-- begin DATASET EXTRACT --

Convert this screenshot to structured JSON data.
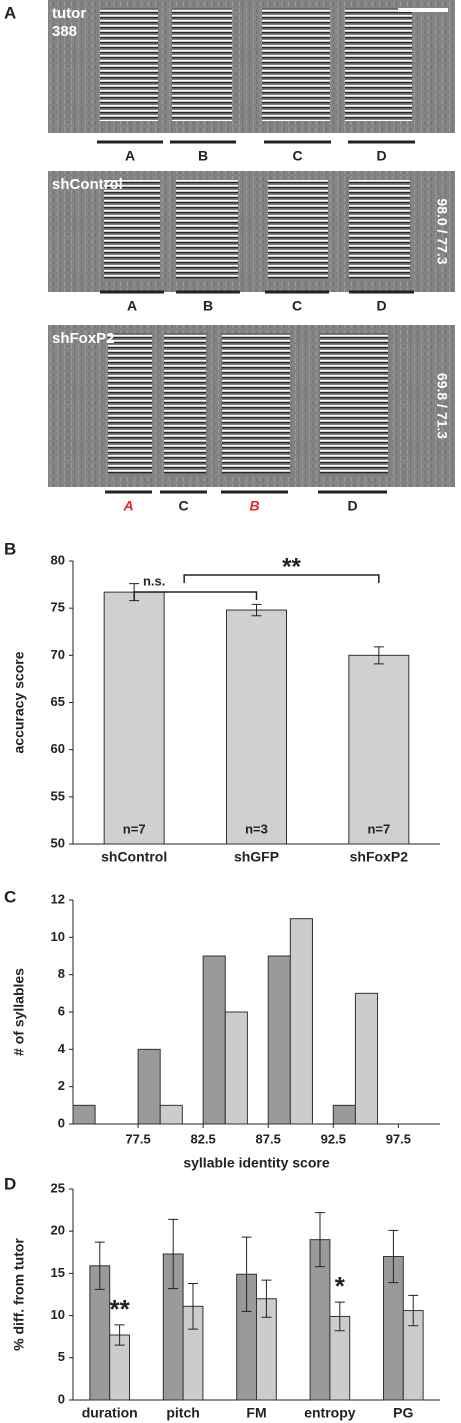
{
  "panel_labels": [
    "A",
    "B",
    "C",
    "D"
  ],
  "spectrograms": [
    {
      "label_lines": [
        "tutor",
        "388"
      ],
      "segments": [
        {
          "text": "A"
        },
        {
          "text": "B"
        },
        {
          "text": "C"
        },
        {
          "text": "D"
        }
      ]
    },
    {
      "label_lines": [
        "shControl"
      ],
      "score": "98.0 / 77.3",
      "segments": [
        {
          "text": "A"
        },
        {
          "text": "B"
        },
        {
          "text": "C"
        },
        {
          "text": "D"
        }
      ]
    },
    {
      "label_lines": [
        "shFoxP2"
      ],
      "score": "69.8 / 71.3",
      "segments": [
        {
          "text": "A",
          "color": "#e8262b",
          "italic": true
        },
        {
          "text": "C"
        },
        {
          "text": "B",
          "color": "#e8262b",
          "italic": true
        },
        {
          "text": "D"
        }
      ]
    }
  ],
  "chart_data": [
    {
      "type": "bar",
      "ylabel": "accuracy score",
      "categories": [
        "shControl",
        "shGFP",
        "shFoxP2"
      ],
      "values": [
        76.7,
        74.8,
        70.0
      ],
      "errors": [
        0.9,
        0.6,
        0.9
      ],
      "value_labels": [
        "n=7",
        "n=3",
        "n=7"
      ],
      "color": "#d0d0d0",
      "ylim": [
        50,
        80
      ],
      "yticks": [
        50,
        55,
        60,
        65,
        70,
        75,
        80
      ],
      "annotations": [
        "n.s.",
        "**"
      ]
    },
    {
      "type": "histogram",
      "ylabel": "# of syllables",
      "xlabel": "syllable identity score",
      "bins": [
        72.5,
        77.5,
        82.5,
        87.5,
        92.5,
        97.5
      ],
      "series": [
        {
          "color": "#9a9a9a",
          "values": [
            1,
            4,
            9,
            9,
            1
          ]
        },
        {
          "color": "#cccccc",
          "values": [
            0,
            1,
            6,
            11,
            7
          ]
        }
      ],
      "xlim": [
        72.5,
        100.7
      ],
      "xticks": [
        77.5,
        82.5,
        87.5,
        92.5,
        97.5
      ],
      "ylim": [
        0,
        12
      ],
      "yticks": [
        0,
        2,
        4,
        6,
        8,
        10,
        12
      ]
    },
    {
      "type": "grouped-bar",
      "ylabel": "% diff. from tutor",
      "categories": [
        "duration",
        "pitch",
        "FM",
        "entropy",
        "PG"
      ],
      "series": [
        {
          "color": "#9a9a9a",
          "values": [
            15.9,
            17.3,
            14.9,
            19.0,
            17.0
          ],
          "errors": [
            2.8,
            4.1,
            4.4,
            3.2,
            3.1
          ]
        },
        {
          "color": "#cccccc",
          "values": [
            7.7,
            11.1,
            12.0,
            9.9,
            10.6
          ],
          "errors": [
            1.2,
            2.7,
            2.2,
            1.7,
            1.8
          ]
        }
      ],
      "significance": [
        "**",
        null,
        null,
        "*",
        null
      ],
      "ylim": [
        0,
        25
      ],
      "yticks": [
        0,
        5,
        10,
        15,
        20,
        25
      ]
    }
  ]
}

-- end DATASET EXTRACT --

*WRITTEN PROBLEM:* Return each line from the material above exactly, but not the pictures.

*SOLUTION TO THE PROBLEM:*
Convert this screenshot to structured JSON data.
{
  "panel_labels": [
    "A",
    "B",
    "C",
    "D"
  ],
  "spectrograms": [
    {
      "label_lines": [
        "tutor",
        "388"
      ],
      "segments": [
        {
          "text": "A"
        },
        {
          "text": "B"
        },
        {
          "text": "C"
        },
        {
          "text": "D"
        }
      ]
    },
    {
      "label_lines": [
        "shControl"
      ],
      "score": "98.0 / 77.3",
      "segments": [
        {
          "text": "A"
        },
        {
          "text": "B"
        },
        {
          "text": "C"
        },
        {
          "text": "D"
        }
      ]
    },
    {
      "label_lines": [
        "shFoxP2"
      ],
      "score": "69.8 / 71.3",
      "segments": [
        {
          "text": "A",
          "color": "#e8262b",
          "italic": true
        },
        {
          "text": "C"
        },
        {
          "text": "B",
          "color": "#e8262b",
          "italic": true
        },
        {
          "text": "D"
        }
      ]
    }
  ],
  "chart_data": [
    {
      "type": "bar",
      "ylabel": "accuracy score",
      "categories": [
        "shControl",
        "shGFP",
        "shFoxP2"
      ],
      "values": [
        76.7,
        74.8,
        70.0
      ],
      "errors": [
        0.9,
        0.6,
        0.9
      ],
      "value_labels": [
        "n=7",
        "n=3",
        "n=7"
      ],
      "color": "#d0d0d0",
      "ylim": [
        50,
        80
      ],
      "yticks": [
        50,
        55,
        60,
        65,
        70,
        75,
        80
      ],
      "annotations": [
        "n.s.",
        "**"
      ]
    },
    {
      "type": "histogram",
      "ylabel": "# of syllables",
      "xlabel": "syllable identity score",
      "bins": [
        72.5,
        77.5,
        82.5,
        87.5,
        92.5,
        97.5
      ],
      "series": [
        {
          "color": "#9a9a9a",
          "values": [
            1,
            4,
            9,
            9,
            1
          ]
        },
        {
          "color": "#cccccc",
          "values": [
            0,
            1,
            6,
            11,
            7
          ]
        }
      ],
      "xlim": [
        72.5,
        100.7
      ],
      "xticks": [
        77.5,
        82.5,
        87.5,
        92.5,
        97.5
      ],
      "ylim": [
        0,
        12
      ],
      "yticks": [
        0,
        2,
        4,
        6,
        8,
        10,
        12
      ]
    },
    {
      "type": "grouped-bar",
      "ylabel": "% diff. from tutor",
      "categories": [
        "duration",
        "pitch",
        "FM",
        "entropy",
        "PG"
      ],
      "series": [
        {
          "color": "#9a9a9a",
          "values": [
            15.9,
            17.3,
            14.9,
            19.0,
            17.0
          ],
          "errors": [
            2.8,
            4.1,
            4.4,
            3.2,
            3.1
          ]
        },
        {
          "color": "#cccccc",
          "values": [
            7.7,
            11.1,
            12.0,
            9.9,
            10.6
          ],
          "errors": [
            1.2,
            2.7,
            2.2,
            1.7,
            1.8
          ]
        }
      ],
      "significance": [
        "**",
        null,
        null,
        "*",
        null
      ],
      "ylim": [
        0,
        25
      ],
      "yticks": [
        0,
        5,
        10,
        15,
        20,
        25
      ]
    }
  ]
}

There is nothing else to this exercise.